## DIRECTIONS
1. According to the passage about Ishmael and Hagar, how many years after Ishmael was Isaac born?
2. Extend the passage about Ishmael and Hagar, picking up after its final sentence.

* BEGIN TEXT BLOCK *

So Ishmael was born to Abram and Hagar, but he was not the son God had promised, and certainly not His chosen who was to sire the race of which Jesus (God) was to be born. The chosen son was Isaac, who was born to presumably barren Sarai 12 years later. Conflict between Sarai and Abram over Hagar and Ishmael was the first of the endless warfare between Arabs and Jews in world history. Abram finally expelled Hagar and the older son from his tent and drove her into the desert. God led her to water and helped their survival, and Ishmael became the leader of the first Arab tribe. Every word of the Lord’s promises about his being “a wild donkey of a man” came true. The spring God led Hagar to is named Zamzam, located in Mecca today, in the Grand Mosque of Islam, the holiest site of Islam.

* END TEXT BLOCK *
* BEGIN MATERIAL SUPPLIED *

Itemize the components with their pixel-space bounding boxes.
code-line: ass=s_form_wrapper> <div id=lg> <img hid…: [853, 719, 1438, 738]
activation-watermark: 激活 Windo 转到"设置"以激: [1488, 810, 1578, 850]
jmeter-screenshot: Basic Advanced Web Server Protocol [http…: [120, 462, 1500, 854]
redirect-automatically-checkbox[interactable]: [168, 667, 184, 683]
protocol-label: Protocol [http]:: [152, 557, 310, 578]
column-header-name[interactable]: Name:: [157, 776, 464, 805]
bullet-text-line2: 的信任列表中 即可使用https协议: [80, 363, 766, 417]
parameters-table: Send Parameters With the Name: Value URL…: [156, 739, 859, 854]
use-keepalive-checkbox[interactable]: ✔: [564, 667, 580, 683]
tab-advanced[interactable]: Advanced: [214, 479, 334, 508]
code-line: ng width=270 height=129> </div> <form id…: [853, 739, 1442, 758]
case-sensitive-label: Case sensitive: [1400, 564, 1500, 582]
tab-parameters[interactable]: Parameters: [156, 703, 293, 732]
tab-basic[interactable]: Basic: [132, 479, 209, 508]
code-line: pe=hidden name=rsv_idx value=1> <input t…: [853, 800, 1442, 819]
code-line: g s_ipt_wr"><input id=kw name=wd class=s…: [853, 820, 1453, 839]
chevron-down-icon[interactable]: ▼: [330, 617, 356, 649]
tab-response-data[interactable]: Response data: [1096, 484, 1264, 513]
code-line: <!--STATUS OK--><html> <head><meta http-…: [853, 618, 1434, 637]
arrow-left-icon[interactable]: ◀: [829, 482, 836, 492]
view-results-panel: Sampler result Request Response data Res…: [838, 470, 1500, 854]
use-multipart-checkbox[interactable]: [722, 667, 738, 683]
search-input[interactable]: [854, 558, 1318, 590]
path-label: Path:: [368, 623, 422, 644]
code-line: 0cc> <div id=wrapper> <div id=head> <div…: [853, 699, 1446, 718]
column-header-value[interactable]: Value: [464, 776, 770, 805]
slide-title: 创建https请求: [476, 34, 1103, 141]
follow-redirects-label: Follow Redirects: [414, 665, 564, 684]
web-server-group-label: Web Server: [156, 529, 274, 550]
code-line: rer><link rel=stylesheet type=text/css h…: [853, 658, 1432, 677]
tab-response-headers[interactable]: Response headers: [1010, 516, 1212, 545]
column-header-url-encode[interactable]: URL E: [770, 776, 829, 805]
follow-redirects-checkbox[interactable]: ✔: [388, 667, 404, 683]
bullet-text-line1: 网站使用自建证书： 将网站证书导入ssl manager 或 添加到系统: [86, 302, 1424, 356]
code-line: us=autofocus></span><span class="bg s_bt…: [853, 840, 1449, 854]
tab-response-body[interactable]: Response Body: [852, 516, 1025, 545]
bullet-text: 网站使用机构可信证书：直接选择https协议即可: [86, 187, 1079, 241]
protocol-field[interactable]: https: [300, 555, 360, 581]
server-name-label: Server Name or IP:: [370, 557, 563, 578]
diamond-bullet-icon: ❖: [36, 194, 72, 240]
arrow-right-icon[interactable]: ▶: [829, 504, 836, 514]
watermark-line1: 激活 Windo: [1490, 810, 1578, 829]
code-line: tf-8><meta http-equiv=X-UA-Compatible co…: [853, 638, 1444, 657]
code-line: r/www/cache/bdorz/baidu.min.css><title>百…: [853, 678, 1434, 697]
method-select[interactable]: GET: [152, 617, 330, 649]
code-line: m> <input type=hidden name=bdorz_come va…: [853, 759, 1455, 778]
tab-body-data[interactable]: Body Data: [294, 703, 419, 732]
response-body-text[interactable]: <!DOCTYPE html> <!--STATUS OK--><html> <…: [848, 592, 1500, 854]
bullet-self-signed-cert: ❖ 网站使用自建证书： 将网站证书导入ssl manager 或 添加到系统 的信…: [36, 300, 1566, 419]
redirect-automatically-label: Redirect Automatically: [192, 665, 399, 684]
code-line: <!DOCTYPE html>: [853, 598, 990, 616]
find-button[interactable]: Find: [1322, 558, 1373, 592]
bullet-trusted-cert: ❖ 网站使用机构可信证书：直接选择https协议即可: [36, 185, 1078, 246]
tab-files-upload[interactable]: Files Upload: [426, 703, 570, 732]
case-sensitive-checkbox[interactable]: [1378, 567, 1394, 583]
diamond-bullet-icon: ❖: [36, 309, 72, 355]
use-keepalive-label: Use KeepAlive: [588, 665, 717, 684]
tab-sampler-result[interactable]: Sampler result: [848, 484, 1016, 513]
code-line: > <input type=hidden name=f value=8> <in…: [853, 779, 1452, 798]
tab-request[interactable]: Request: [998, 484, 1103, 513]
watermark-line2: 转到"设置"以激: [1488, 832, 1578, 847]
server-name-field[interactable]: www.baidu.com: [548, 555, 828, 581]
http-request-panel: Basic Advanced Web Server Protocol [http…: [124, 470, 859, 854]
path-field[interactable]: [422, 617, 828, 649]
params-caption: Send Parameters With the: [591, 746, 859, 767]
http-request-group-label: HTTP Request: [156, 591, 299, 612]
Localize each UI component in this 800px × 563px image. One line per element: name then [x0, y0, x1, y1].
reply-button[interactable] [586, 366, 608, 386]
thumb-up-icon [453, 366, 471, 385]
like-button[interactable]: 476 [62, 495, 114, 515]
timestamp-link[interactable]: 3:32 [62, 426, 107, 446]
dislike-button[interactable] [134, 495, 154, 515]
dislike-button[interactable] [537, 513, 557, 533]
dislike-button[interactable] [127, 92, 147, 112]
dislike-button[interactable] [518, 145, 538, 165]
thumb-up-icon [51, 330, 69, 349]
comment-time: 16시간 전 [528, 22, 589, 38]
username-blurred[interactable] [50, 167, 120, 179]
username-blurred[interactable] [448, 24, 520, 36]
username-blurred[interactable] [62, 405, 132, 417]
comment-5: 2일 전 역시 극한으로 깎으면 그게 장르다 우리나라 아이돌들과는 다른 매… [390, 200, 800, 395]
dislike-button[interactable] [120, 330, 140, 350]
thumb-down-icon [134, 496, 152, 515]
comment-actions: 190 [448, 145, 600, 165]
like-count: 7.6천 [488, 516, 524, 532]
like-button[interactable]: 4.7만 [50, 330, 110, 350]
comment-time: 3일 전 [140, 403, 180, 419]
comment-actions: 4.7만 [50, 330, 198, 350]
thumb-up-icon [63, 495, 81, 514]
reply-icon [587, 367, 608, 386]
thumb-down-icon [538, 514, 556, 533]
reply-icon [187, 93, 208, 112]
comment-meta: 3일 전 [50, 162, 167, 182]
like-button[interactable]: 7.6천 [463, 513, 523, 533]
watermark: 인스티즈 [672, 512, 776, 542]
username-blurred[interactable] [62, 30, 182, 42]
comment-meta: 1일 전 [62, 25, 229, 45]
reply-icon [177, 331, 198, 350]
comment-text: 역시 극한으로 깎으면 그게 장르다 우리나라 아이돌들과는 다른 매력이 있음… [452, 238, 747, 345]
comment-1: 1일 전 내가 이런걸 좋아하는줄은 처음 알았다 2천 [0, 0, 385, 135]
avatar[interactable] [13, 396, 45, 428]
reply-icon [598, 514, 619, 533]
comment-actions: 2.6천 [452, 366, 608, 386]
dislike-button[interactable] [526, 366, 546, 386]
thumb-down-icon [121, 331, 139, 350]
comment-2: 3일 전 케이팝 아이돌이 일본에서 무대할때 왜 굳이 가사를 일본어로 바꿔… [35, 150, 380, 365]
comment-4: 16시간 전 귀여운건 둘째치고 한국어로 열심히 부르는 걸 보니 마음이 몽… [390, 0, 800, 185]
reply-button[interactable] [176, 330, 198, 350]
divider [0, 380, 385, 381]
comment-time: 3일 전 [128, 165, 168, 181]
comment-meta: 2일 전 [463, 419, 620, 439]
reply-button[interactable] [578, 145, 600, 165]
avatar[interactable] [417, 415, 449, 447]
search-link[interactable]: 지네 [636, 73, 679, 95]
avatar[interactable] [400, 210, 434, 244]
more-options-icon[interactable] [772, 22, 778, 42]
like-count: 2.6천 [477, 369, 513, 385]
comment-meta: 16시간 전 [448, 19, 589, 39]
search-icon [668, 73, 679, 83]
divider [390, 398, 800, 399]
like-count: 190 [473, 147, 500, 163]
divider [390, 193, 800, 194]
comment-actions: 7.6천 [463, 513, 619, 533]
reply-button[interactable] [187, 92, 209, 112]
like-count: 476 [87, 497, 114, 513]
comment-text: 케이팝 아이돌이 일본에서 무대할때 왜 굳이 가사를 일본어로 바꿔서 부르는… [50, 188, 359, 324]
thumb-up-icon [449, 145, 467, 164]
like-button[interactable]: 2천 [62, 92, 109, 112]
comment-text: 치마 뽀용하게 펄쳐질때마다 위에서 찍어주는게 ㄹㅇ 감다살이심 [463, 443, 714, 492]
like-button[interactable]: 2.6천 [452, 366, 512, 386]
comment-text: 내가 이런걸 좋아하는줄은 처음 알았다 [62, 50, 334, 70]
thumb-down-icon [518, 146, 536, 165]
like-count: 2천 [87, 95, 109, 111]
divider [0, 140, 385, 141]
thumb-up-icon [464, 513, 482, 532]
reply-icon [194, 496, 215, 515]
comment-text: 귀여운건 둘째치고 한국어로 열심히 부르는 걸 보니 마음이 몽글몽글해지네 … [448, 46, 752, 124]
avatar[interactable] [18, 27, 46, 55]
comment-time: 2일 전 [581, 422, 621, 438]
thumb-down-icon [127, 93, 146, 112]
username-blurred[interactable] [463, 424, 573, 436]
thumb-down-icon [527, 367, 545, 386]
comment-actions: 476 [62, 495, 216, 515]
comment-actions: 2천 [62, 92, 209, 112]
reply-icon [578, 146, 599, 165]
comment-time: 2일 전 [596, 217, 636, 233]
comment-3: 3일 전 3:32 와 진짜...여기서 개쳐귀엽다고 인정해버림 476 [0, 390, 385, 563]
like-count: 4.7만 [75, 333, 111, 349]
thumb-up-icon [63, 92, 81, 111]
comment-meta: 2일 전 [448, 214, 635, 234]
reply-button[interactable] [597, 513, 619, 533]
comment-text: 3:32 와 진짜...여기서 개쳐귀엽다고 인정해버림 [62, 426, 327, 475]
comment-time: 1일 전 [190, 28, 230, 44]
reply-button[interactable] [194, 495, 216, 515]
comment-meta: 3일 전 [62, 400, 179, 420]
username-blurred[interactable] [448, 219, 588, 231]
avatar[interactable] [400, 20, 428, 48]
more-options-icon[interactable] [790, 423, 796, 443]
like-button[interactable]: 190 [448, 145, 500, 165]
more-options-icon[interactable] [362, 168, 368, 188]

* END MATERIAL SUPPLIED *

## ANSWERS BELOW
1. Twelve years later.

2.
If Abram had had more confidence in God and had not fathered Ishmael, it would have made a vast difference in world history and in God’s Master Plan for man. God knew in advance Abram would sin in this way, and His plan took enmity between Arabs and Jews into account. God did not plan for Ishmael to be born; that part was wholly the doing of Abram; but God knew in advance it would happen. The Bible, totally inspired by God, provides clear prophesies of the chosen nation Israel’s future. Though the first nation Israel was annihilated in 70 A. D., God promised they would become a nation again, and in June 1948, the second Israel was launched by a grant of the new United Nations. See Psalm 85:1-8 for a clear prediction of today’s Middle Easter conflict.

“For God so loved the world that he gave his only begotten Son, that whoever believes in him will not die, but have everlasting life.” (John 3:16)

“That if you confess with your mouth, ‘Jesus is Lord’, and believe in your heart that God raised him from the dead, you will be saved.” (Romans 10:9)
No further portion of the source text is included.